_STATED TASK_:
Count the lines containing "arrow". Give the number alone.

Stored records
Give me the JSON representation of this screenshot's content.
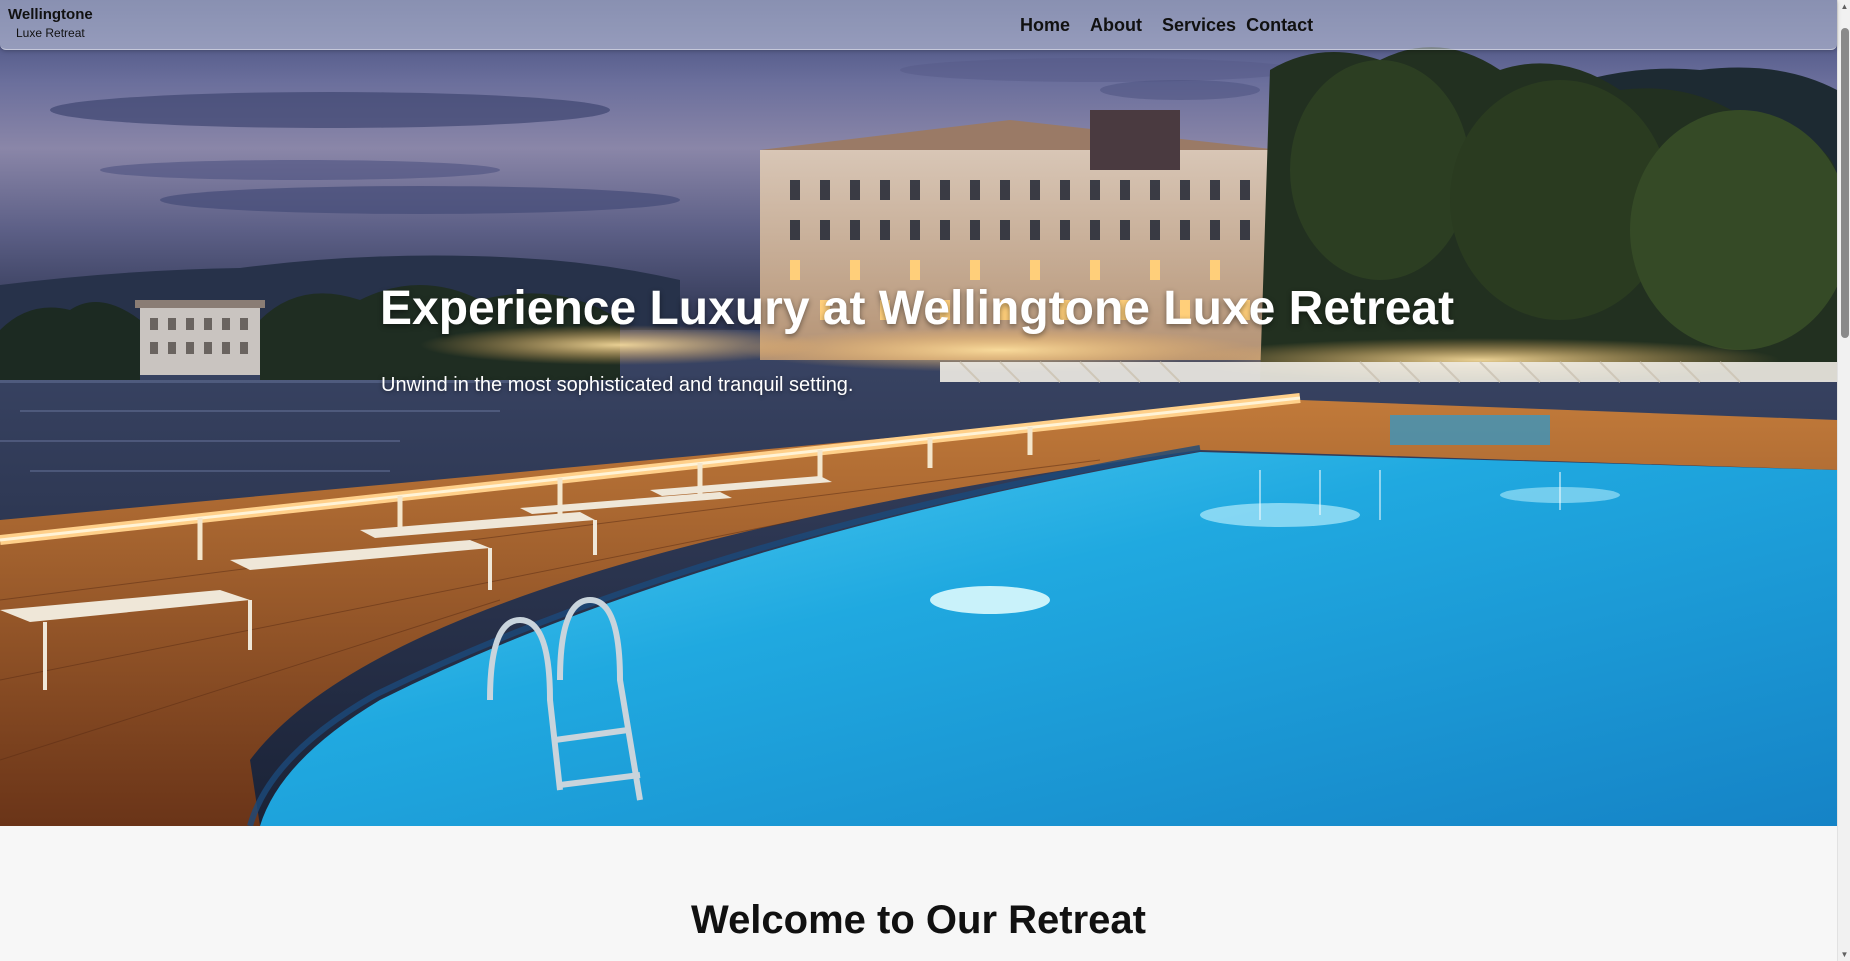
{
  "brand": {
    "name": "Wellingtone",
    "tagline": "Luxe Retreat"
  },
  "nav": {
    "items": [
      {
        "label": "Home"
      },
      {
        "label": "About"
      },
      {
        "label": "Services"
      },
      {
        "label": "Contact"
      }
    ]
  },
  "hero": {
    "title": "Experience Luxury at Wellingtone Luxe Retreat",
    "subtitle": "Unwind in the most sophisticated and tranquil setting.",
    "image_description": "photo-hero-hotel-pool-lakeside-dusk"
  },
  "welcome": {
    "title": "Welcome to Our Retreat"
  },
  "scrollbar": {
    "up_icon": "arrow-up-icon",
    "down_icon": "arrow-down-icon"
  },
  "colors": {
    "nav_background": "#c8cde1",
    "text_dark": "#111111",
    "text_light": "#ffffff",
    "pool_blue": "#2bb6e6",
    "deck_wood": "#a65a2a",
    "page_background": "#f7f7f7"
  }
}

_TASK ANSWER_:
2